Living High / Chapel Street Precinct

chapel_street_2reprinted from a feature article written by Sarah Wilcox for Chapel Street Precinct

 

Urban sprawl is so five minutes ago. The Australian dream of a house on a quarter acre block is dead. Skyscrapers are moving to the suburbs. This progress is a double-edged sword that leaves us wondering: how might our future selves live?

Back to the Future

To figure out where Melburnians might be headed, it helps to look at from where we have come. It’s the job of futurist Morris Miselowski to predict (with research and evidence rather than some kind of psychic vision) social and business trends.

 

He’s tickled by the idea that we have come full-circle with our desires since our parents’ generations, “when my parents came as ethnics in the 40s we lived on top of the shop and that was a bad thing to do. The first thing you did to prove yourself was to get out of there. Now it’s the exact opposite. To live in a trendy shopping centre is actually seen as a sign of prosperity, people aspire to it.”
He explains that prior to the 60’s, homes were traditionally the female bastion. Men came and went using the home as a transport hub. Strip shopping centres were built to accommodate women walking to them.

 

In the 70s women began to work out of the home more, it became more ordinary for people to share chores. People began to be at home for longer periods of time, “we stopped covering up the couch in plastic and having beautiful pristine rooms that only the priest was invited to once a year and everybody else whispered in.”

◆ **Task brief**:
Name each decade that the Chapel Street Precinct article mentions, in the order it appears.

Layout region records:

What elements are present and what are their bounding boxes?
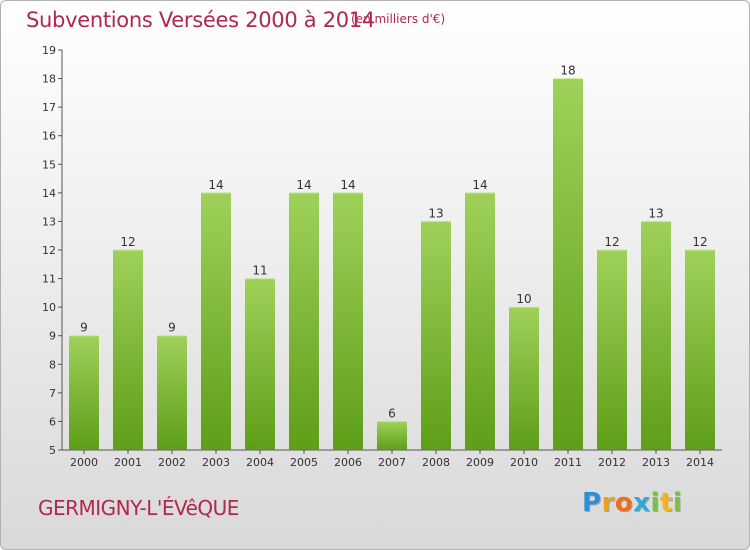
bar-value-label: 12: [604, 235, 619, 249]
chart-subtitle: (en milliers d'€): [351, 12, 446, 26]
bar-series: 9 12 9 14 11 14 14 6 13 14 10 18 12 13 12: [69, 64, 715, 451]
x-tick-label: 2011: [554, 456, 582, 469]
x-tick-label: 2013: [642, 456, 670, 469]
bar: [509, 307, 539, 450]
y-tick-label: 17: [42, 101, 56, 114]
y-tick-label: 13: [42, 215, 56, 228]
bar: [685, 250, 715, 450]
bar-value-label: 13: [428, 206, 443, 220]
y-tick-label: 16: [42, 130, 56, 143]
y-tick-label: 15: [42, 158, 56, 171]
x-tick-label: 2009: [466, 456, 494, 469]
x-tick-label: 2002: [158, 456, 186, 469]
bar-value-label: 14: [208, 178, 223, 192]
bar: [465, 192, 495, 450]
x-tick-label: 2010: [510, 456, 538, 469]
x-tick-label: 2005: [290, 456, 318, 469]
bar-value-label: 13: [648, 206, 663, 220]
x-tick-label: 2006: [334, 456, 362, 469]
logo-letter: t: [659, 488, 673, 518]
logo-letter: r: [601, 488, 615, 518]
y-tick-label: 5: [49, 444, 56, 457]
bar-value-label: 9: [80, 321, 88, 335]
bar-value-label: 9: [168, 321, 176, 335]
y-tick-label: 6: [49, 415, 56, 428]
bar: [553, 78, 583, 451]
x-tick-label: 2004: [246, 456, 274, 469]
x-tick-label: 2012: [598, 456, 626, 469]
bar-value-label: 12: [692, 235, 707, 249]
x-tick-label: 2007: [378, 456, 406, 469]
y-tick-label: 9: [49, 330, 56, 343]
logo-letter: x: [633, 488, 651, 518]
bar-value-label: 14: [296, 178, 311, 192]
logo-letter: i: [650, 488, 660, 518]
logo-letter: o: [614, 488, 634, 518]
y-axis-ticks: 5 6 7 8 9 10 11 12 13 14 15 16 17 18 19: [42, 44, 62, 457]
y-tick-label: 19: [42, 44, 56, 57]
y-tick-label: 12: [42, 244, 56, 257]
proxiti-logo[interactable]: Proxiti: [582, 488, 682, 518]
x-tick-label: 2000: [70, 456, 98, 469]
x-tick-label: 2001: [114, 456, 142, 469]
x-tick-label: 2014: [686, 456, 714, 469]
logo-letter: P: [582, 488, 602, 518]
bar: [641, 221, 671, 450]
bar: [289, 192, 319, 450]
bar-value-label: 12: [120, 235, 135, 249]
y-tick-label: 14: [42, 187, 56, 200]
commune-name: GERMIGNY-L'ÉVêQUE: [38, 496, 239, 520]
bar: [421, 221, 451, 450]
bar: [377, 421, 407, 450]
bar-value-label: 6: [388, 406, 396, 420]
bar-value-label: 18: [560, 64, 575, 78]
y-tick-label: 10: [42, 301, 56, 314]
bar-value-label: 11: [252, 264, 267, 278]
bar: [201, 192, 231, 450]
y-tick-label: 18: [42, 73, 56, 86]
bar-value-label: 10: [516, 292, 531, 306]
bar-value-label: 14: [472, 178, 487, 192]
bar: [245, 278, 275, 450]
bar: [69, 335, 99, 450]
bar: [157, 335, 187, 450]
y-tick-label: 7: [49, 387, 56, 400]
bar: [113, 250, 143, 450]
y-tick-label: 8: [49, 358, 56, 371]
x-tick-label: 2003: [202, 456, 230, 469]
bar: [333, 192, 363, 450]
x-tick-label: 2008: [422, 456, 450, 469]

◆ **Reply to the exercise**:
the 40s, the 60's, the 70s